• **TEXT TO READ**:

# If you know what a VAG 1551/1552 is......



## myjettaisred (Sep 19, 2004)

Ok, so i had a bit of time to kill after work today, so i started playing around with my ecu coding.
After logging in to the ecu, using a 1552 vag tool, i recoded my ecu to 
000001 in the coding field.
stock my golf is 000000
i coded in the option for "golf-jetta with auto trans"
my throttle is very very responsive now........
whats up with the actual ecu coding on bosch ME 5.9? 2.0 engine management? its obviously obd2....
this thing has HARDCORE torque steer now....
obd1/pnp head
autotech 270 cam
ps/ac delete
full 2.5" exhaust
no cat
o2a swap
7lb flywheel
vf engineering solid mounts
vr6 power clutch setup
so believe me, this thing seriously tq steers like crazy now....
what does recoding to auto tranny actually do?










_Modified by myjettaisred at 7:22 PM 6-5-2006_


----------



## J.Owen (May 31, 2001)

*Re: If you know what a VAG 1551/1552 is...... (myjettaisred)*

Strangely I have heard this before. I foget where and when but i remember someone being forced to swap in an ecu from an auto tranny and getting a much broader torque curve.
I don't know why though. Someone else here will have to answer that one.


----------



## mack73 (Jan 2, 2002)

*Re: If you know what a VAG 1551/1552 is...... (bugasm99)*

that's odd, I'm dying to know why


----------



## myjettaisred (Sep 19, 2004)

*Re: If you know what a VAG 1551/1552 is...... (myjettaisred)*

up


----------



## rebornGTI (Mar 10, 2004)

*Re: If you know what a VAG 1551/1552 is...... (myjettaisred)*


_Quote, originally posted by *myjettaisred* »_up

Me too. I swapped an auto OBD2 set to my 5 speed rabbit and didn't know I had to change the setting on the ECU to manual. I thought it pulled great due only being a lighter car.
Anybody???


----------



## J.Owen (May 31, 2001)

*Re: If you know what a VAG 1551/1552 is...... (rebornedGTI)*

Now that I think back, i actually remember reading this online on some old school website about how to squeeze extra horsepower out of you engine. One of the mods was to swap in an ECU out of an auto tranny car. I believe the writer had an OBD 1 aba jetta.


----------



## myjettaisred (Sep 19, 2004)

*Re: If you know what a VAG 1551/1552 is...... (bugasm99)*


_Quote, originally posted by *bugasm99* »_Now that I think back, i actually remember reading this online on some old school website about how to squeeze extra horsepower out of you engine. One of the mods was to swap in an ECU out of an auto tranny car. I believe the writer had an OBD 1 aba jetta.

ok, ill agree...
whats the techincal difference?


----------



## J.Owen (May 31, 2001)

*Re: If you know what a VAG 1551/1552 is...... (myjettaisred)*

if I had to take a guess, I would say the auto tranny ecu has different parameters for timing and fuel which moves the power band down in the bottom end to compensate for the lower rpms of the auto tranny.
are you lacking any power in the upper rpms?

• **AIM**:
Write the next portion of the forum thread on recoding an ECU with a VAG 1552 tool, picking up after its last post.

• **MATERIAL**:
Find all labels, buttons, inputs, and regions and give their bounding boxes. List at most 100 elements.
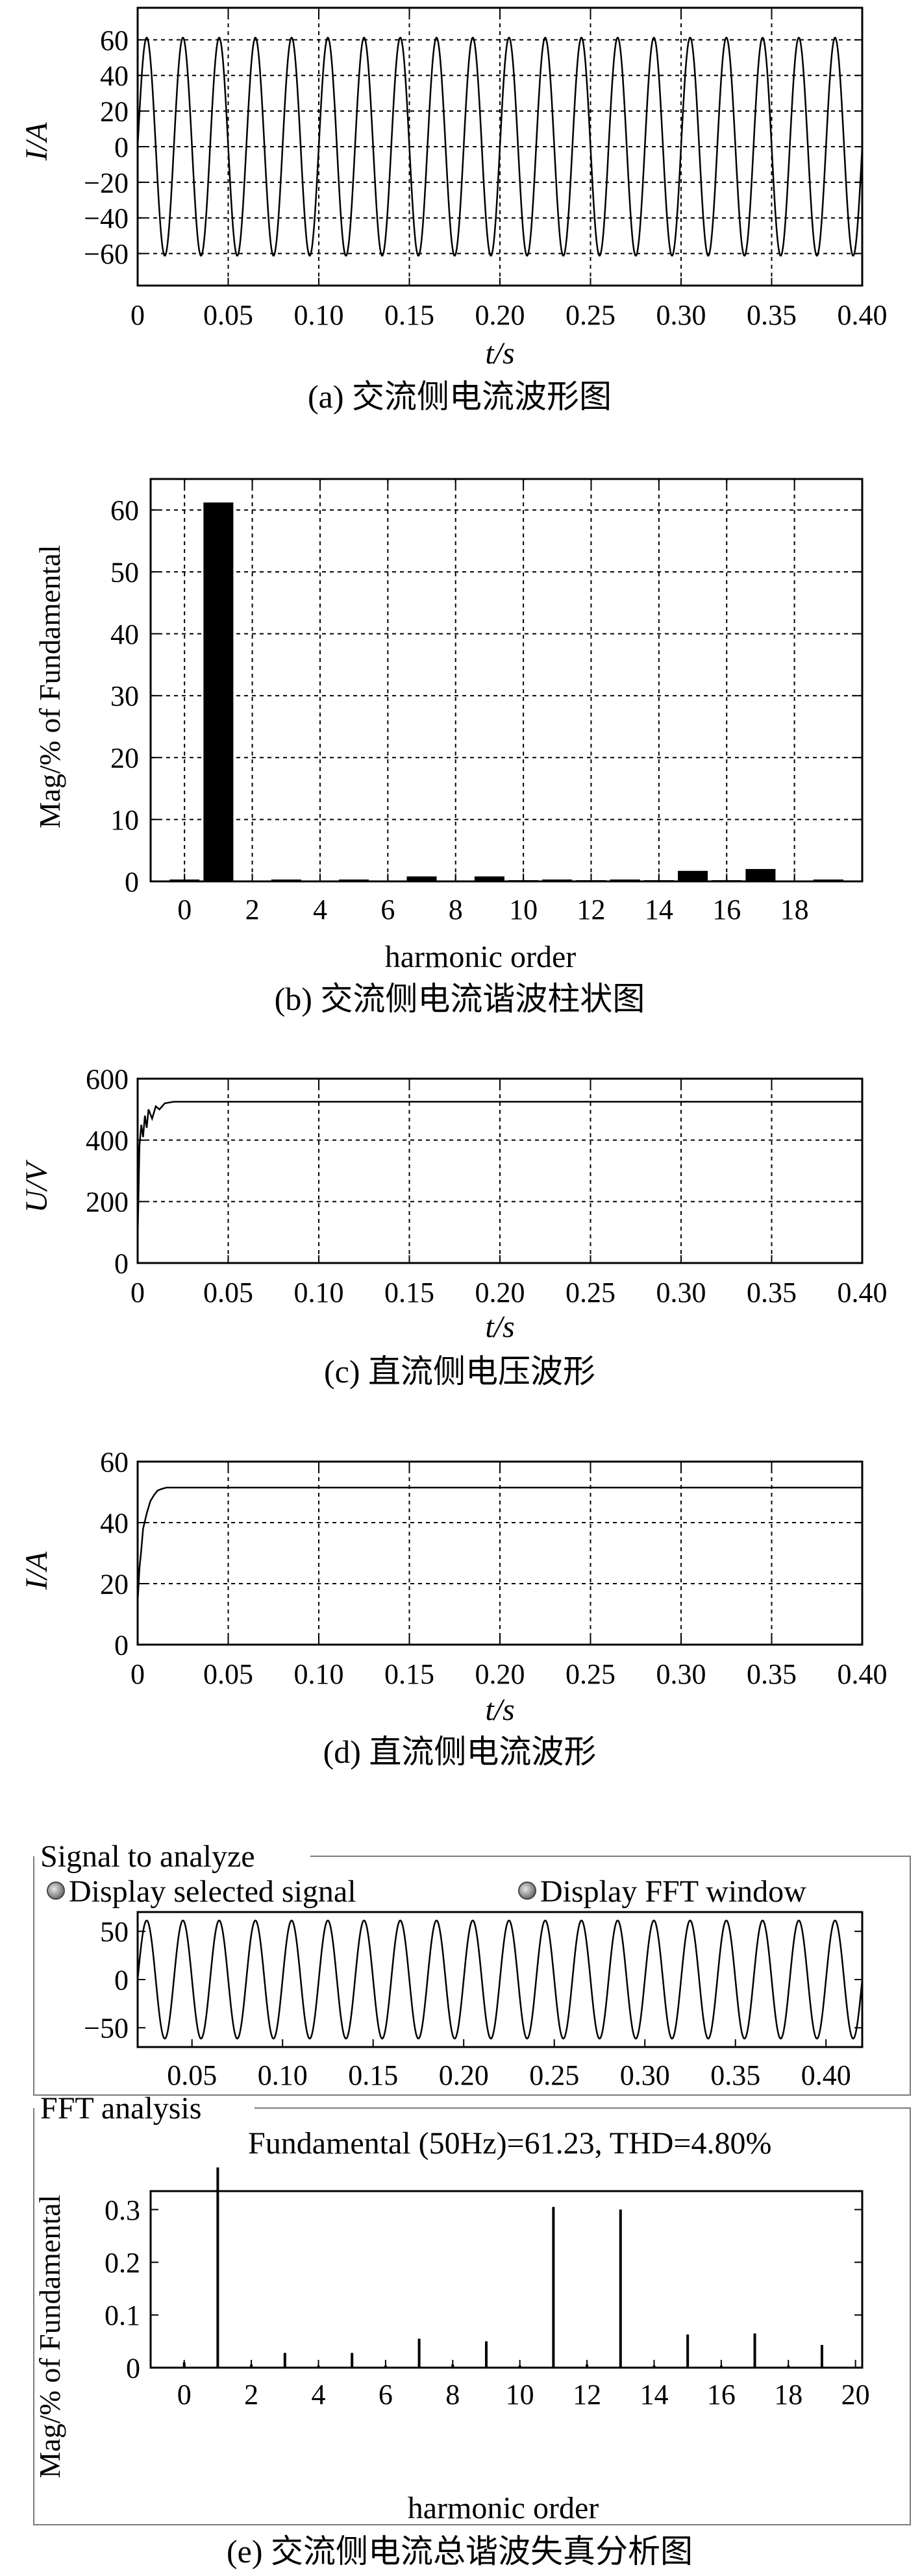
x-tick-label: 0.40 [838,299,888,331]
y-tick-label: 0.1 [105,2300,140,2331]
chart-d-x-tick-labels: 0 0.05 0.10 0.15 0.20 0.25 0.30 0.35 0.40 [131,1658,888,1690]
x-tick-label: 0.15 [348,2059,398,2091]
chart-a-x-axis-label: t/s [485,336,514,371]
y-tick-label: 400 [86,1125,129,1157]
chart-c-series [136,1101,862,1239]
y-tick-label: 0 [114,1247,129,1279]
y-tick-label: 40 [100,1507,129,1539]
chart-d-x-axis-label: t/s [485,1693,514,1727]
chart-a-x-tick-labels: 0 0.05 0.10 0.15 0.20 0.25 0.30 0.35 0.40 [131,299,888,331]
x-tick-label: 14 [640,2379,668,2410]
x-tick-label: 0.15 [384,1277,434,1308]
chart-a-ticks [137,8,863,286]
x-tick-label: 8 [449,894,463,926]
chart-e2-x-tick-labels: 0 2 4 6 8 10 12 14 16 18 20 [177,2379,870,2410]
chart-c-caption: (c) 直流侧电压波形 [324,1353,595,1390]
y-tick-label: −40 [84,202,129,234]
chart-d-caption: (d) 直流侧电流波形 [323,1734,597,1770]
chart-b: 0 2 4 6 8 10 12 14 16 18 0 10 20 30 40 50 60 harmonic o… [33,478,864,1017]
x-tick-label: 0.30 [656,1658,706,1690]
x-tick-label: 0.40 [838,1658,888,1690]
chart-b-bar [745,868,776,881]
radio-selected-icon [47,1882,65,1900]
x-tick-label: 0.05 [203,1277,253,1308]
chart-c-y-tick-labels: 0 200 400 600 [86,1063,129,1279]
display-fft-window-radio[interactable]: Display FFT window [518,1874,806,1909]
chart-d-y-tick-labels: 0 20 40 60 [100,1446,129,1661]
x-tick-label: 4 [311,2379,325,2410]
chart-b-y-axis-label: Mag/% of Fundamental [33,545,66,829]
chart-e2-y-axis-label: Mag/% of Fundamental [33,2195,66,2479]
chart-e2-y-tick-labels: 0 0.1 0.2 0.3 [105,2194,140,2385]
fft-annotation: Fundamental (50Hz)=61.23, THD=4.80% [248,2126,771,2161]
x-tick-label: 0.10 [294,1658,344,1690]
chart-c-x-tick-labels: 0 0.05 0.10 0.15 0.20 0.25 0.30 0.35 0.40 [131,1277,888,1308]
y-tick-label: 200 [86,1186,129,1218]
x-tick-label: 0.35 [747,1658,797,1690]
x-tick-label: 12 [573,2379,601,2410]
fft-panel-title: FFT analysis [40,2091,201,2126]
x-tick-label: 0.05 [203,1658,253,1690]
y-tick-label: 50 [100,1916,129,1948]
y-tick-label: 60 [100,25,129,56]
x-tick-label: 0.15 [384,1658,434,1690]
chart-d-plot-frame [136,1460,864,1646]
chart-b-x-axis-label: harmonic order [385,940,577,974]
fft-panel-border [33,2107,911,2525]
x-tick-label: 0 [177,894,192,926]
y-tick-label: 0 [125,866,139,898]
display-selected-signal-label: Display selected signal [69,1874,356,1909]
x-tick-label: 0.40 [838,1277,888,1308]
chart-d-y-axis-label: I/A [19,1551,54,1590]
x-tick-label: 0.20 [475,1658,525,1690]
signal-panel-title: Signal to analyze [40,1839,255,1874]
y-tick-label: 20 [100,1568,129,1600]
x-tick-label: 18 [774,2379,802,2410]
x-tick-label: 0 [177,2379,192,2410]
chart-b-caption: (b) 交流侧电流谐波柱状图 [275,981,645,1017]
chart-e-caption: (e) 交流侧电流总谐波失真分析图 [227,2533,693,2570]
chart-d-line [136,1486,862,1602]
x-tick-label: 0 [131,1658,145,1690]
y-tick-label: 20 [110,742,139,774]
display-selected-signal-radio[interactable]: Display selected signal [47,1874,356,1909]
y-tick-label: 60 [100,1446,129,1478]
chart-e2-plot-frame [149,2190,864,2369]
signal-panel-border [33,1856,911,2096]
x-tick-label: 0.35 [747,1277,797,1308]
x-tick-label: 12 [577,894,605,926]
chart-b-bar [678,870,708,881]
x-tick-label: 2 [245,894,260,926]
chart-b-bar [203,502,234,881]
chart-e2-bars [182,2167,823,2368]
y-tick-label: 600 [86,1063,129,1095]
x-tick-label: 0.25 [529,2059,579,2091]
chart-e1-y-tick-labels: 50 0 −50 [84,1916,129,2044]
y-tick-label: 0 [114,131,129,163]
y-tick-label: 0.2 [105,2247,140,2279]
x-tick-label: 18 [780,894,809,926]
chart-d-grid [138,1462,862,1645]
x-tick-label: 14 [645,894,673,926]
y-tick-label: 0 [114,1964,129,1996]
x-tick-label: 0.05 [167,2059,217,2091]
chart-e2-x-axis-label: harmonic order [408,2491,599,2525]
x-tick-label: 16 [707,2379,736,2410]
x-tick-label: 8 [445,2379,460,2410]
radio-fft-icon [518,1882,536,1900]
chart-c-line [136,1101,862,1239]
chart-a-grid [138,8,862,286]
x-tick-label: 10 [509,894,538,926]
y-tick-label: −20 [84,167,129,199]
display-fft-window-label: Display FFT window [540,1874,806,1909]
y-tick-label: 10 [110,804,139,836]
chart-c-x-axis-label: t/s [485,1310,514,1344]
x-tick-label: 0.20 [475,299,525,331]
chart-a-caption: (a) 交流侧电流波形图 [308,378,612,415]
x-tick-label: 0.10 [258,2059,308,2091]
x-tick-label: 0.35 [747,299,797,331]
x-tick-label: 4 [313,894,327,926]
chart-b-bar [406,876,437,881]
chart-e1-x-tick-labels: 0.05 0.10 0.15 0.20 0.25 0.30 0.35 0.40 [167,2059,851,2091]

• **TASK ANSWER**:
----------



## myjettaisred (Sep 19, 2004)

*Re: If you know what a VAG 1551/1552 is...... (bugasm99)*

it pulls just as hard up top.
Im thinking that mabey this was a saftey measure taken to avoid shock to the diff.
if i just tap the gas, with the auto tranny coding enabled, the motor really "lurches" as with the manual tranny coding, it would take a full second to perk up.
throttle response is "now" with the new coding....


----------



## highoutput (Oct 24, 2005)

*Re: If you know what a VAG 1551/1552 is...... (myjettaisred)*

so you used a VAG tool to change the coding in your ecu to an automatic setting right??
You didnt actually replace your stock ecu with a new one from an automatic.
I wonder how doing this would effect things if you,ve got a chip?
Do you think it would mess anything up?
sorry for all the questions, but I find this very interesting.


----------



## J.Owen (May 31, 2001)

*Re: If you know what a VAG 1551/1552 is...... (highoutput)*

no idea, but I may go home and try this out myself.


----------



## mack73 (Jan 2, 2002)

*Re: If you know what a VAG 1551/1552 is...... (bugasm99)*

can this be done with a vagcom or is it a 1551/1552 only change other than swapping the entire ECU with an auto


----------



## TurboDieselTech (Jul 24, 2005)

*Re: If you know what a VAG 1551/1552 is...... (myjettaisred)*

It changes the timing and torque curve. Auto tranny's have a low stall speed so they need low RPM torque. The auto setting just recurves the ignition timing and throttle enrichment to give more low to mid torque.


----------



## mack73 (Jan 2, 2002)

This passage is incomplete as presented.